## 課題の構成
1. ガンガの川辺の文章にある「アジェは昔日本人の彼女がいたらしい。」という一文を英語に訳せ。
2. ガンガの川辺の文章を、最後の一文の後から書き継げ。

## 読む文章
+ + + + + + +

夜9時過ぎ、地元の若い男の子達がたむろしている川のほとりの空き地に行き、夜のガンガを眺めながら、アジェはビールを飲み、私はジュースを飲んで話す。アジェは昔日本人の彼女がいたらしい。それでかなり日本語が上手く、英語もできるので外国人の友達も多い。

翌日も速攻で発見され、もうなんなんだよ…と思いつつ、ちょっと情が湧いちゃったもんだから、しょうがない弟みたいな感じになってしまい、一緒にあちこち見て回った。

アレなんですかね…こういうのって、「もう一緒に来ないで」と突き放した方がいいんですかね…それが優しさなんですかね…よくわからん…

 

※この人はアジェではない 知らない人

 

一旦帰って着替えてくるから、友達と喋ってて!と、空き地にアジェの友人(通称ラッキー)と放置される。ラッキーは26歳で学生ではなく、仕事をしていると言うが、そんな雰囲気皆無である。アジェの地元の悪友なんだろうな。

試しにラッキーに、「アジェって学生なの?」とカマかけてみると、「うーんよく知らない。たまに学校行き始めてまた行かなくなってを繰り返してるから。でも、あんまりそういうの俺興味ないから気にしないんだ。あいつの人生はあいつのだし、俺のは俺のだから!」と言う。

話を聞いていると、夜はしょっ中仲間同士で集まって、川岸でマリファナ吸ったりして遊んでるそうである。

だめだこりゃ。不良ばっかりだな。

+ + + + + + +

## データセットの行
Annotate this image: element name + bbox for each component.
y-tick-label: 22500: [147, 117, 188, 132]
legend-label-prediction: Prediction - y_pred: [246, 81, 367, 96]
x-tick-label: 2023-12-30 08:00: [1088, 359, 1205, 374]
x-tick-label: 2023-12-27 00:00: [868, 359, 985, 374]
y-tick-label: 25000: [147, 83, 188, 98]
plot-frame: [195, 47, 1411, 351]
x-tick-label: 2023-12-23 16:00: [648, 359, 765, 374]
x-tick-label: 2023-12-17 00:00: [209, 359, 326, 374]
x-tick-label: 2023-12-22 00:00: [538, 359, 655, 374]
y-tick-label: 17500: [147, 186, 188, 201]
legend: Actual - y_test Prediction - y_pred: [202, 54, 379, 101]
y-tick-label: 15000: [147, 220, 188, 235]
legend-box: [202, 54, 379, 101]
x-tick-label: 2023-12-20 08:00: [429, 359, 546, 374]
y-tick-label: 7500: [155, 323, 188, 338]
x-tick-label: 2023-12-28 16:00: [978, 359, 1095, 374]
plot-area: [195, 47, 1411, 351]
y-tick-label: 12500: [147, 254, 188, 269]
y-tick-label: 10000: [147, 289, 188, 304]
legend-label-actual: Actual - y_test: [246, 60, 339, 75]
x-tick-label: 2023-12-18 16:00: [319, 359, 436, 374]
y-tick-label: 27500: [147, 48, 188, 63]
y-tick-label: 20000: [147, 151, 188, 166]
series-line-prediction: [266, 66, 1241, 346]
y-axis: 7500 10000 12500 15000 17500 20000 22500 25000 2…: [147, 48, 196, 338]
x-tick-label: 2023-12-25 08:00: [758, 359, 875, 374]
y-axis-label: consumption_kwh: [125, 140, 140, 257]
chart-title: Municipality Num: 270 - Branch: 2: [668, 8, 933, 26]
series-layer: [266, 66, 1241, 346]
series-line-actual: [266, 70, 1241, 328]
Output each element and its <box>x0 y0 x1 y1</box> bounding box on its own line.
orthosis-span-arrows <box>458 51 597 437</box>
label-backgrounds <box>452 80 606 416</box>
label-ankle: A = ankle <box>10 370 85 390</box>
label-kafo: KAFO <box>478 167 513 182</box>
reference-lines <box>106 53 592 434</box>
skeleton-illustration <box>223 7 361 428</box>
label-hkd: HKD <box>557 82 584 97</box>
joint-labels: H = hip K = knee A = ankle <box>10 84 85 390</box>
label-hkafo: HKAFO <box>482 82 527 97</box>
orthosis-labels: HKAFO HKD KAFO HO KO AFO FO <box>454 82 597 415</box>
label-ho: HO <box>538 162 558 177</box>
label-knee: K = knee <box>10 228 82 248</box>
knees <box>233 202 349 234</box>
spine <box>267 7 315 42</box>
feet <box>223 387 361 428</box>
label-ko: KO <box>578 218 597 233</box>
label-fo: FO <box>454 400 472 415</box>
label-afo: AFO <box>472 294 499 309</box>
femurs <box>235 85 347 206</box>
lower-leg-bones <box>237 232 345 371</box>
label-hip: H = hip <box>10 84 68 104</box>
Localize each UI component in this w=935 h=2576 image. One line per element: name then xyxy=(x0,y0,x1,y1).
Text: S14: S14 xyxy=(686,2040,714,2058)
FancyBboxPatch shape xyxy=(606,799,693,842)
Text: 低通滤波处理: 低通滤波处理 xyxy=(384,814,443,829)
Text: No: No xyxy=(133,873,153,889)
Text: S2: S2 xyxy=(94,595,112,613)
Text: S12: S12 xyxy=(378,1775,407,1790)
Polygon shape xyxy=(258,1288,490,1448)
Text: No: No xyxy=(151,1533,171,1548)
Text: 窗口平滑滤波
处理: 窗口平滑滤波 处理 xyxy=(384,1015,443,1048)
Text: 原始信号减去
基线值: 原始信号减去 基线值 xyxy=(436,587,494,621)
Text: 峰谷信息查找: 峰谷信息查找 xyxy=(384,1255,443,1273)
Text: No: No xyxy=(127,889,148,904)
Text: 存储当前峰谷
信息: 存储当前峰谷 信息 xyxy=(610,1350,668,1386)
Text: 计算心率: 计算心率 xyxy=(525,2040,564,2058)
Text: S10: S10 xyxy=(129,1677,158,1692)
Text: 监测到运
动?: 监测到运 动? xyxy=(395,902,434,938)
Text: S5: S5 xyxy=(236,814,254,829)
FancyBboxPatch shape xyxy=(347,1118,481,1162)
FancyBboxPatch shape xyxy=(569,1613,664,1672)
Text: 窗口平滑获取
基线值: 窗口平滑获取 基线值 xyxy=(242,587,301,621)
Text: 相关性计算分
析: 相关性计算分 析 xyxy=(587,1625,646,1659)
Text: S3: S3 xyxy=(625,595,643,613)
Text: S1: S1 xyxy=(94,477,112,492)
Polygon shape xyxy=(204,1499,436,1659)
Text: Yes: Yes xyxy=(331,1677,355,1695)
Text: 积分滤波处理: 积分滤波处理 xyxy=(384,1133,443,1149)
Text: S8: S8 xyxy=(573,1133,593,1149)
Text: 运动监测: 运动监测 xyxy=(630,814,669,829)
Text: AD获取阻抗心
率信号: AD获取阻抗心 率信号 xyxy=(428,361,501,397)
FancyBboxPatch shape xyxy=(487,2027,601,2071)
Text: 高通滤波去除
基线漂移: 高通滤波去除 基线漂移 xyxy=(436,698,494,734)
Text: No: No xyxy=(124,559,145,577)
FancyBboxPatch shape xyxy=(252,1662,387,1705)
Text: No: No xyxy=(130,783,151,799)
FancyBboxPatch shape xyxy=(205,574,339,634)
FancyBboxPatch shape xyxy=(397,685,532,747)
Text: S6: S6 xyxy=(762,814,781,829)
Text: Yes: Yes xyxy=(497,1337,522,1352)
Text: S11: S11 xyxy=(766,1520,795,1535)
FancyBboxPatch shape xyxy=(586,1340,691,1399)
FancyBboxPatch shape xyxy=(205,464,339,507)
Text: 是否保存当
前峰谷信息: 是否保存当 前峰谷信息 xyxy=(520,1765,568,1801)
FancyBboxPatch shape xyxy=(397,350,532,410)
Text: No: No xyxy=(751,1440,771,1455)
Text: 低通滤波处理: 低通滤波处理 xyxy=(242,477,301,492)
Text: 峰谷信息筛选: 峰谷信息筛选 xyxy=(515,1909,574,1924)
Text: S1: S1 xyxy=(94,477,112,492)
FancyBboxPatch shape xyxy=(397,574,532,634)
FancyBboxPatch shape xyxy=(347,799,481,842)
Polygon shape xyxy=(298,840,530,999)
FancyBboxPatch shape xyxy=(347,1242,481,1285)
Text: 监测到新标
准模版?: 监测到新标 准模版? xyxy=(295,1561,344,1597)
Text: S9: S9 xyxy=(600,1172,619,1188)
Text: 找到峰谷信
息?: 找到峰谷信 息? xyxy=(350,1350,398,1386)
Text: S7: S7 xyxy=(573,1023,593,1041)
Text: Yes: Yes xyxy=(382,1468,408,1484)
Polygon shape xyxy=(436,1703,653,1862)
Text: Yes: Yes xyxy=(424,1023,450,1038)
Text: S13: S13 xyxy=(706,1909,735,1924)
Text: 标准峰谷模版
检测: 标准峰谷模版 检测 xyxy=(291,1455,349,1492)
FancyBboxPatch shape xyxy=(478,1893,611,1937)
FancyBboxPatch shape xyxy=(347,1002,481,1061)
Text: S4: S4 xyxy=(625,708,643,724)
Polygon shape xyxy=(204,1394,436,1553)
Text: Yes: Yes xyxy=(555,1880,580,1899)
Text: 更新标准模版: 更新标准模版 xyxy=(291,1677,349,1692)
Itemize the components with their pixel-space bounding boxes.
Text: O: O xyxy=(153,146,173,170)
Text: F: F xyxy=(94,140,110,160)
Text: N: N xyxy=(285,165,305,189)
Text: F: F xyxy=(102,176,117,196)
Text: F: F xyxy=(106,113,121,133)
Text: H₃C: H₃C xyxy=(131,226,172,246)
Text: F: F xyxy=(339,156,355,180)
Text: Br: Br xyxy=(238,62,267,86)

+ + + + + + +

## 順番の解答
1. Apparently Aje once had a Japanese girlfriend.

2.
戻ってきたアジェと、超有名な1番大きい「ダシュワメートガート」と、24時間火葬を行っている「マニカルニカーガート」に行く。

※近くでの写真撮影は厳禁

ヒンドゥー教徒は、ここバラナシで死に、川岸で遺体を火葬して、その灰をガンガに流せば輪廻から離脱できるという話は、有名なので聞いた事ある方も多いかと。昨晩見た「ハリチャンドラ」は、近くに機械で火葬する施設もあった。

人の手で火葬するのは、それなりの量の薪と臭い消しの「サンダルウッドパウダー」を使う為、かなりお金がかかる。払えない人は機械で火葬されるらしい。その方が簡単で安いと。そうなのか…知らなかった。

「マニカルニカー」は、こちらも有名な話だが、外国人が火葬場を見ていると、「薪代を寄付しろ」と高額のお金をせびる輩がいる。道を歩いていても、火葬場にいても、残念なことに外国人というのはとにかく狙われやすい。何かと理由をつけて、お金を要求してくるヤツというのはいるもので。

マニカルニカー到着後、背後にある煤で真っ黒な建物のベランダみたいな部分に登り、上から2人で火葬の様子を見た。ここはかなり大きく、一度に同時進行で8人以上火葬できる。

歌声と共に続々と通路から、オレンジ色の華やかな布が被せられた遺体が担架で運ばれてくる。私は、じっと真上から火葬を見たのは初めてだったので、いろいろぼんやりと考えながら見入ってしまった。

※ガートの裏にある薪の山

担架が下され、華やかな布は取られて川に流される。遺体と一緒に薪の間に入れて焼くこともある。遺体は更に白っぽい布に包まれており、薪を組んだ台に乗せられる。そして、仕事人がサンダルウッドパウダーを振りかけて火をつける。

体の大きさで、男性・女性かわかる。布が足りなくて、足が出ちゃっている遺体もある。足先にヘナが塗ってあって真っ赤なのもある。

当然なんですけども、人って、炭素でできてるから、燃えると炭になるんですね。つい先日まで生きていた体が、ただの物質になって燃えていく。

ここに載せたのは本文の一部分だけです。